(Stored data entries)
--- Begin ---

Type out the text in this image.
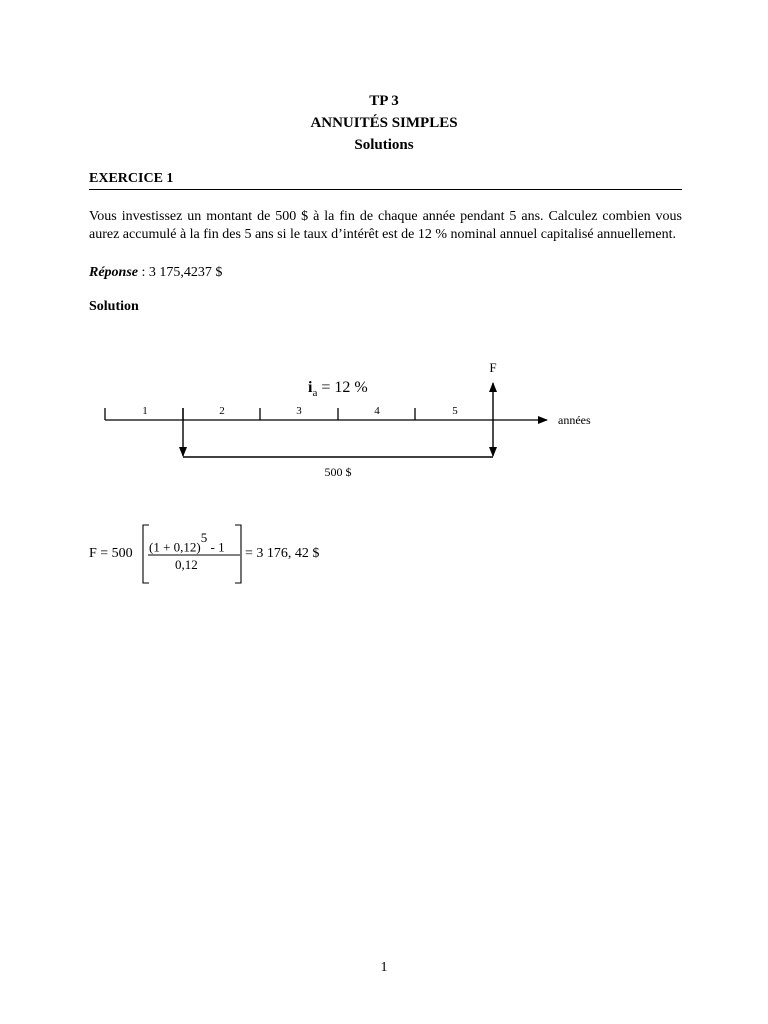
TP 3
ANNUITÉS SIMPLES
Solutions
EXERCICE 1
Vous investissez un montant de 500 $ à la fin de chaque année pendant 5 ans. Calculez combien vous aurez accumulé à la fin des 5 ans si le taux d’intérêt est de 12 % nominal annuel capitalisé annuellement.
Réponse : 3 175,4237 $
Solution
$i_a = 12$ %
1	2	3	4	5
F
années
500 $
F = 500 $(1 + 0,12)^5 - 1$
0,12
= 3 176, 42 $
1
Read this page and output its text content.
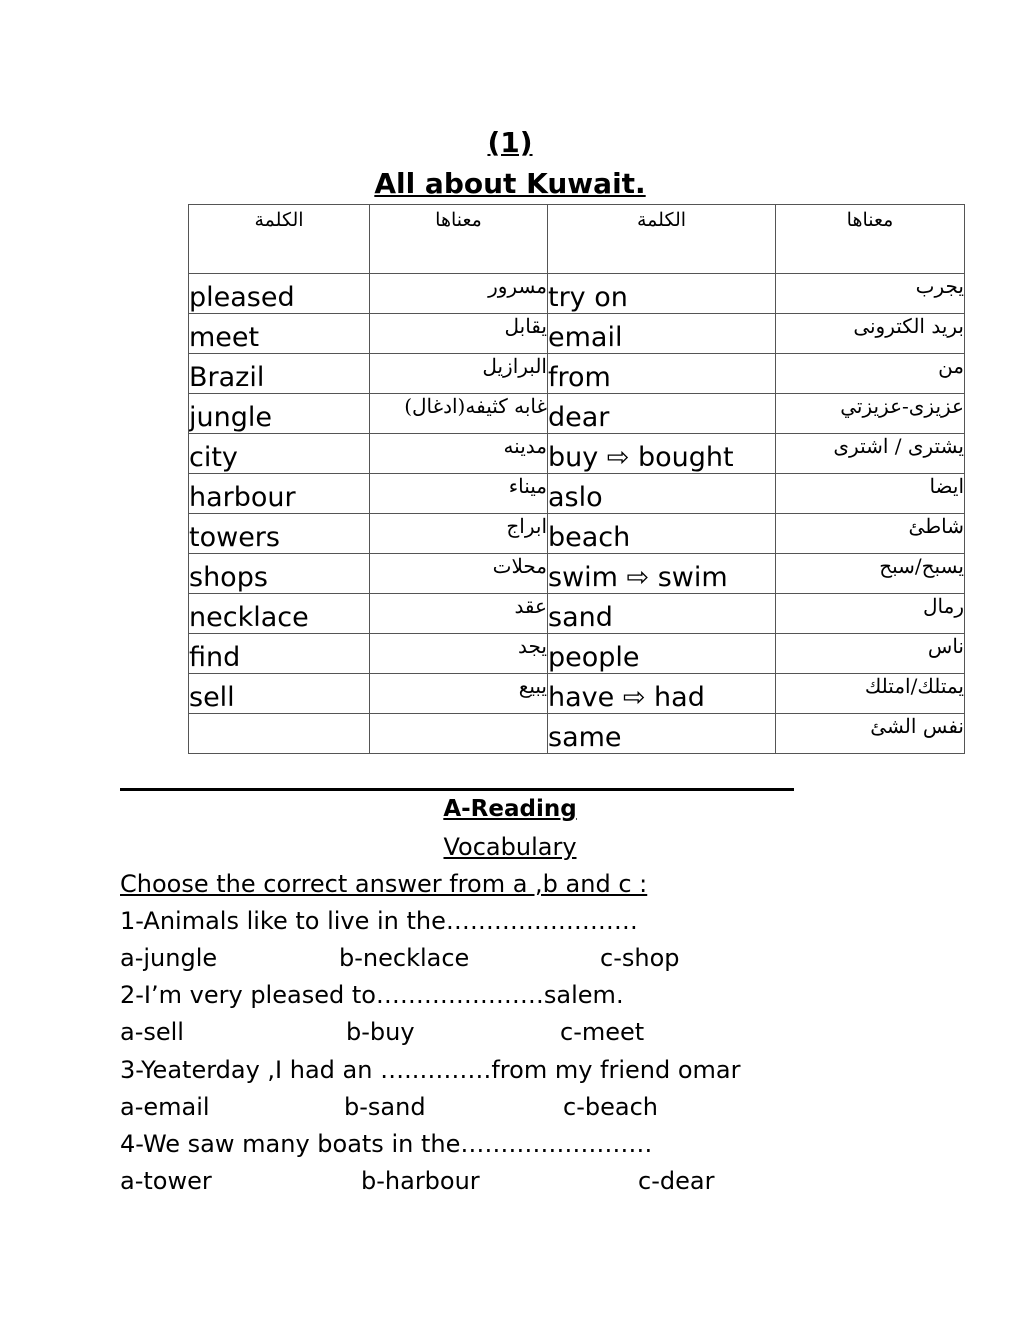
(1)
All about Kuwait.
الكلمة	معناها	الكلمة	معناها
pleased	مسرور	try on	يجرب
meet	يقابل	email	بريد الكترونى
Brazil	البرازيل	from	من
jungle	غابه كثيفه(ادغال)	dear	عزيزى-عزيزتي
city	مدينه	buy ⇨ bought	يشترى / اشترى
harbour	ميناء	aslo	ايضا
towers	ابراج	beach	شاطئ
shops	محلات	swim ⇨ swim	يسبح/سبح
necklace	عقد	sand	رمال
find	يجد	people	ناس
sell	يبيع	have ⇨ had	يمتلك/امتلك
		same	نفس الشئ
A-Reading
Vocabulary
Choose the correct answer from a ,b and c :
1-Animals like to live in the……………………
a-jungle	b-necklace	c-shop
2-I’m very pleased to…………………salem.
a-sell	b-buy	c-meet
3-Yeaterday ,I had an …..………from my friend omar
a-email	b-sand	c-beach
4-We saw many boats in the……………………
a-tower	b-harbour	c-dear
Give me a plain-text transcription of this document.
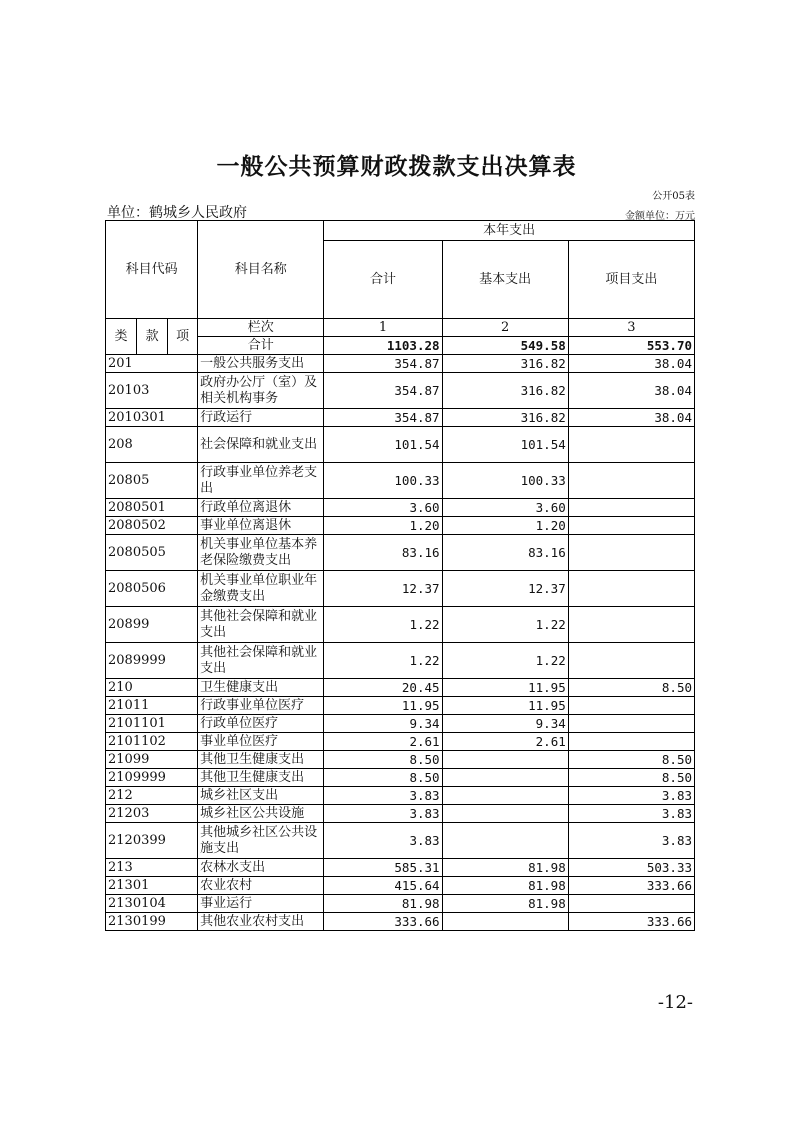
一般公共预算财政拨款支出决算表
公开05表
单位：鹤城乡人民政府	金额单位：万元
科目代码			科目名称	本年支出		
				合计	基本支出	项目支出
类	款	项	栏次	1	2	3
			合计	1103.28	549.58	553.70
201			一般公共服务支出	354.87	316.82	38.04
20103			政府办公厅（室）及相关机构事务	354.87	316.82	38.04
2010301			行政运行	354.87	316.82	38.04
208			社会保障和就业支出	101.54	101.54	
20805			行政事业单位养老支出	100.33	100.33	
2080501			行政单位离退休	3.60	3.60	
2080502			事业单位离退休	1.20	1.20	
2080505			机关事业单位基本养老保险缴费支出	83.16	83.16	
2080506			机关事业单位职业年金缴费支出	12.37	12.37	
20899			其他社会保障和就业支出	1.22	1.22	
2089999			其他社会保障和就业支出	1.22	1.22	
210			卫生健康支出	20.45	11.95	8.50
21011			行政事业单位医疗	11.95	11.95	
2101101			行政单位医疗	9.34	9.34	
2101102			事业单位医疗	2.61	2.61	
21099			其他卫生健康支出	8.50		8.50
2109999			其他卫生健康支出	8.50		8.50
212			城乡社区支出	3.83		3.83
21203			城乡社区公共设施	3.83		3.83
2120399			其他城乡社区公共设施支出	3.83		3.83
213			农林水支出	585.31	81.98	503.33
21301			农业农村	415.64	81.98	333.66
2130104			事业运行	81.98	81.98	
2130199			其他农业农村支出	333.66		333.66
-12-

--- End ---

[Short problem]: Beginning with the line that contains "Give me a plain-text" in the data above, please copy each line exactly until the last line, both ends included, skipping any pictures.

[Solution]:
Give me a plain-text transcription of this document.
一般公共预算财政拨款支出决算表
公开05表
单位：鹤城乡人民政府	金额单位：万元
科目代码			科目名称	本年支出		
				合计	基本支出	项目支出
类	款	项	栏次	1	2	3
			合计	1103.28	549.58	553.70
201			一般公共服务支出	354.87	316.82	38.04
20103			政府办公厅（室）及相关机构事务	354.87	316.82	38.04
2010301			行政运行	354.87	316.82	38.04
208			社会保障和就业支出	101.54	101.54	
20805			行政事业单位养老支出	100.33	100.33	
2080501			行政单位离退休	3.60	3.60	
2080502			事业单位离退休	1.20	1.20	
2080505			机关事业单位基本养老保险缴费支出	83.16	83.16	
2080506			机关事业单位职业年金缴费支出	12.37	12.37	
20899			其他社会保障和就业支出	1.22	1.22	
2089999			其他社会保障和就业支出	1.22	1.22	
210			卫生健康支出	20.45	11.95	8.50
21011			行政事业单位医疗	11.95	11.95	
2101101			行政单位医疗	9.34	9.34	
2101102			事业单位医疗	2.61	2.61	
21099			其他卫生健康支出	8.50		8.50
2109999			其他卫生健康支出	8.50		8.50
212			城乡社区支出	3.83		3.83
21203			城乡社区公共设施	3.83		3.83
2120399			其他城乡社区公共设施支出	3.83		3.83
213			农林水支出	585.31	81.98	503.33
21301			农业农村	415.64	81.98	333.66
2130104			事业运行	81.98	81.98	
2130199			其他农业农村支出	333.66		333.66
-12-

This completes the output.